-- start Data to use --
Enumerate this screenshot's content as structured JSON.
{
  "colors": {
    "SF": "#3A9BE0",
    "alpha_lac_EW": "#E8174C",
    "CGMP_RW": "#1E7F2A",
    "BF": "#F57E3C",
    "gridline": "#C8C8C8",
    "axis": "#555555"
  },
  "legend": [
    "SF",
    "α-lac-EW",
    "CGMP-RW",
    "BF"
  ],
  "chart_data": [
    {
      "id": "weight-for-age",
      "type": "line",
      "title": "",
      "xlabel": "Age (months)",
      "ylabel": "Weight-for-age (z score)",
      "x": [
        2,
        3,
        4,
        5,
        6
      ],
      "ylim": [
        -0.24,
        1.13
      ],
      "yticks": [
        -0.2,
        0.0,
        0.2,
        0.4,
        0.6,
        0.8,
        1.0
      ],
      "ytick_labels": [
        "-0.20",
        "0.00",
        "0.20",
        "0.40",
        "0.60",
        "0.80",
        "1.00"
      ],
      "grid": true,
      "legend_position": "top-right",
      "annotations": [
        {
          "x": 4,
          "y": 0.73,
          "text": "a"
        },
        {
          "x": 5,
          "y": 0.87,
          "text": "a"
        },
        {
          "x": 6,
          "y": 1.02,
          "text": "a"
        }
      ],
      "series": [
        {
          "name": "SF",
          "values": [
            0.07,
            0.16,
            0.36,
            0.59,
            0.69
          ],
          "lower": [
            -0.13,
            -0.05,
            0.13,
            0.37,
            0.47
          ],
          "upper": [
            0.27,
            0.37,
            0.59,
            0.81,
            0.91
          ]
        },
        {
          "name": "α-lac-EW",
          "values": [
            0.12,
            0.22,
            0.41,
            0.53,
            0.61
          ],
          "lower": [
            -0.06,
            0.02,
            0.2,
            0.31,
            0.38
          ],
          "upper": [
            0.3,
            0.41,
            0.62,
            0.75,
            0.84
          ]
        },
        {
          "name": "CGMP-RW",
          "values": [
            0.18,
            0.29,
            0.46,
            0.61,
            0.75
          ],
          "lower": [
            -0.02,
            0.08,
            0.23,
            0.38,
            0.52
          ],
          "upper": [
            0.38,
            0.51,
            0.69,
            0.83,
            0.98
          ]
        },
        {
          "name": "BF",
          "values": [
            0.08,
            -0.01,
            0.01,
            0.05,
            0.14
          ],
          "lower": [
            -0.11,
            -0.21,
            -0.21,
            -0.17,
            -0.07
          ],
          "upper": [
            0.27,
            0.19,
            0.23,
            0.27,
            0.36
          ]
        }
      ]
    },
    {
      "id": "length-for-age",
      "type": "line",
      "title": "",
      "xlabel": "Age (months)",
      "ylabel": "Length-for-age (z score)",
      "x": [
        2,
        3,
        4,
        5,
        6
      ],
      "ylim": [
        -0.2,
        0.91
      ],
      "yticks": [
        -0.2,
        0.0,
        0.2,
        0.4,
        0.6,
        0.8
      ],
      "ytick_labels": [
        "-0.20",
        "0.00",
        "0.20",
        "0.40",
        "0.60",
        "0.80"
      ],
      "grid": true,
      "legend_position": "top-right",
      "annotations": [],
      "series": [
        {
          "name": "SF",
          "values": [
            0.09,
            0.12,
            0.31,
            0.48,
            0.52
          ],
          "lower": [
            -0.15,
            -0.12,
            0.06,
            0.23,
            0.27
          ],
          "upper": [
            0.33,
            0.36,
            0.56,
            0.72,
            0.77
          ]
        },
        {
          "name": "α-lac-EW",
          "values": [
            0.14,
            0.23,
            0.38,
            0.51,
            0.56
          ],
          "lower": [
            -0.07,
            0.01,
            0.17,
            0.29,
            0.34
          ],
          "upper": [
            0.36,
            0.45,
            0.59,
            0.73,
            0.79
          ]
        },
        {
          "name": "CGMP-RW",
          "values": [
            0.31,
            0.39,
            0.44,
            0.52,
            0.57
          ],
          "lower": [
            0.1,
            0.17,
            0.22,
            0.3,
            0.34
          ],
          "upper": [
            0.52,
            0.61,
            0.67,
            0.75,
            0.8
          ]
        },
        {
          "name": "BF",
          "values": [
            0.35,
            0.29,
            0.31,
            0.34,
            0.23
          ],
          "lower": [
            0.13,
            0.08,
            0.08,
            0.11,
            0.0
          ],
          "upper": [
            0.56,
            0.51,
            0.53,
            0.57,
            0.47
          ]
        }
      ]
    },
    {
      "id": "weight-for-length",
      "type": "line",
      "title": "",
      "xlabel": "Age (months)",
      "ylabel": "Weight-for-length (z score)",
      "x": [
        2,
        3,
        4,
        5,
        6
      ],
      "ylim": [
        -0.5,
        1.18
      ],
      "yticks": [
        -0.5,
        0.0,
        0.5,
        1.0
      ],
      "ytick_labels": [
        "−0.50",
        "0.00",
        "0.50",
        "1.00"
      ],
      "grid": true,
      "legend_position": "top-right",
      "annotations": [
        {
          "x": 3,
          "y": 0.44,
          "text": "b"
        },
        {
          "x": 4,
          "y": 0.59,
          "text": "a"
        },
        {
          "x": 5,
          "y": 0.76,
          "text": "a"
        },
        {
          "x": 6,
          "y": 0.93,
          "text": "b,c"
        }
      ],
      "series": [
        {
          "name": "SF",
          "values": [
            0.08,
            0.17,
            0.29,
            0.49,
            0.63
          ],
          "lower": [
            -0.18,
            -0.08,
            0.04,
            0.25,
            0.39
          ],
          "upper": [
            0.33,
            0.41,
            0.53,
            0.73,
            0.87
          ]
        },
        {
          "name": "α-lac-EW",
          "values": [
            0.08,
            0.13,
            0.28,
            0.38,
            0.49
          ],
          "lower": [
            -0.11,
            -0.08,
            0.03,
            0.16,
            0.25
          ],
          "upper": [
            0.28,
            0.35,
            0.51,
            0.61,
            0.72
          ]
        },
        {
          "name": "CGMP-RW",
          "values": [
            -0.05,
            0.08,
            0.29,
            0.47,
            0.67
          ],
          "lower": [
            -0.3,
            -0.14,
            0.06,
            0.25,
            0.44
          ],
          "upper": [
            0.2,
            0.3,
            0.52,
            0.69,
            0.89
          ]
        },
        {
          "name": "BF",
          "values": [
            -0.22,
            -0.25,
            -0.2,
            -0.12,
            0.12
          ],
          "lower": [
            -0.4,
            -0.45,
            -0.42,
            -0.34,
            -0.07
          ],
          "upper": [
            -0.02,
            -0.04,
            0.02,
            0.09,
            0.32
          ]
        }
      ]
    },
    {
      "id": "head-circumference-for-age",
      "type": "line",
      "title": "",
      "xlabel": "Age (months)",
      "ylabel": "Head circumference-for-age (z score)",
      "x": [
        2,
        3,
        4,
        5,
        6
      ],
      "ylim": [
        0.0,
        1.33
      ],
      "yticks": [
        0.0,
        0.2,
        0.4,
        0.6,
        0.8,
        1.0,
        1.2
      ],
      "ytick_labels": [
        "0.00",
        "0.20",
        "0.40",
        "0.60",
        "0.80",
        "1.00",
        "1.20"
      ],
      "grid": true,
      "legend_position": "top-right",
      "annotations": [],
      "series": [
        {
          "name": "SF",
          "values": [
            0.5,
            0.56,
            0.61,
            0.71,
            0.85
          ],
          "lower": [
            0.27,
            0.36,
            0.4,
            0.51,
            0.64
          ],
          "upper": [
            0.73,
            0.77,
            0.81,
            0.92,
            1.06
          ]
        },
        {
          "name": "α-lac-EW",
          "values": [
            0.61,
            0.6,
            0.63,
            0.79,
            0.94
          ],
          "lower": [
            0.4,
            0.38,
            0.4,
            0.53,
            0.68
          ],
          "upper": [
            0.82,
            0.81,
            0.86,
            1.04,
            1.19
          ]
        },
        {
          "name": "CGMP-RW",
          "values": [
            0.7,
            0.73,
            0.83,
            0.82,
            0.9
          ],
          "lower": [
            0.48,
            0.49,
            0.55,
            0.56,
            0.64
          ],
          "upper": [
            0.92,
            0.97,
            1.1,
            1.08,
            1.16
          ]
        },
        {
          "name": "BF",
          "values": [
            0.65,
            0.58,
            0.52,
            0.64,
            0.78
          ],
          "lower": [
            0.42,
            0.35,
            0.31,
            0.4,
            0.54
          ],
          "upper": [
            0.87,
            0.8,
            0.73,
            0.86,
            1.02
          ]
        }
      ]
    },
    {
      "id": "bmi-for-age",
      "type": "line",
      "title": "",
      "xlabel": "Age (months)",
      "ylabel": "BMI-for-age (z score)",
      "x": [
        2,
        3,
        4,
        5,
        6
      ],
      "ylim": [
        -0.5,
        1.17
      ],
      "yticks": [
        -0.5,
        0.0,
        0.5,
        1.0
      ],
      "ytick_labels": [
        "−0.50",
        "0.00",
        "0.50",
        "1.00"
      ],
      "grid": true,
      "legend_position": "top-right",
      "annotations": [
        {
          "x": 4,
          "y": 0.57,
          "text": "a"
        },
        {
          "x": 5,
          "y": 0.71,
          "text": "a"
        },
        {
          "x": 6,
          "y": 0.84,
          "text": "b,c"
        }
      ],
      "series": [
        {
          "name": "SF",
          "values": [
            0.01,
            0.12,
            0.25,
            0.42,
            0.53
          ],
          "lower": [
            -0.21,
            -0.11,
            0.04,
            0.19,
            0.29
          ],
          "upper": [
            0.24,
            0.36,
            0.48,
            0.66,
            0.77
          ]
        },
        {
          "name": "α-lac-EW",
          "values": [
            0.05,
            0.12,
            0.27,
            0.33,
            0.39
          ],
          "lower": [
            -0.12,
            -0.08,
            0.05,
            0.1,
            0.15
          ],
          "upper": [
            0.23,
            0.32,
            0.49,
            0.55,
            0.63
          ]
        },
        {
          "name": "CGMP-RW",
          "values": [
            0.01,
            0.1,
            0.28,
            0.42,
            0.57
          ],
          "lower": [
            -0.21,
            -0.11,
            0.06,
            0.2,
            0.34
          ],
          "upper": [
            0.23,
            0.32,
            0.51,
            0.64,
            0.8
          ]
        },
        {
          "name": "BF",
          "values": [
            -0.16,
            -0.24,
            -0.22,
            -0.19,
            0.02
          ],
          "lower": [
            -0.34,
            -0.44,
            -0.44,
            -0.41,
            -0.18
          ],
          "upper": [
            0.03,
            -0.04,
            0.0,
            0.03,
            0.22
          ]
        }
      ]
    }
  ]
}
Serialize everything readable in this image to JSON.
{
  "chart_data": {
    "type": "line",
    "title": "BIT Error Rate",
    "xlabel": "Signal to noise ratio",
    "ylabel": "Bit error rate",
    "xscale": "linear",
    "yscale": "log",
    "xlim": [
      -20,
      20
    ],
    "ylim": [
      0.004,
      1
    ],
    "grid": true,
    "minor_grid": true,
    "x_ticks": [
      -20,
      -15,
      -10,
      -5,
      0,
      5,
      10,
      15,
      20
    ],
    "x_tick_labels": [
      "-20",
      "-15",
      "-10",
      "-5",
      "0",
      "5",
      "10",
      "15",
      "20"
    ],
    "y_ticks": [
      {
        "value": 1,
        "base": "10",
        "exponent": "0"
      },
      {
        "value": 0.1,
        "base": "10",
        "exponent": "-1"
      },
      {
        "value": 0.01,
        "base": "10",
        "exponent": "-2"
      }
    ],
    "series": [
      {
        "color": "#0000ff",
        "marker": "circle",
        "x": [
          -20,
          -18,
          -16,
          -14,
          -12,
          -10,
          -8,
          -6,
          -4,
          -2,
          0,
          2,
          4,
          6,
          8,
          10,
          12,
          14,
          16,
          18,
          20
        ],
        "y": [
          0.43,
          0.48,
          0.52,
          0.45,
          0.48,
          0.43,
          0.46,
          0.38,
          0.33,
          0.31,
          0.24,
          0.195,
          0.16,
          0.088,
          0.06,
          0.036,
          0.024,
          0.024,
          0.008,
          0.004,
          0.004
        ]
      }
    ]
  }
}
-- end Data to use --
To be done: Copy out every line that includes the word "JSON".

Exercise response:
Enumerate this screenshot's content as structured JSON.
Serialize everything readable in this image to JSON.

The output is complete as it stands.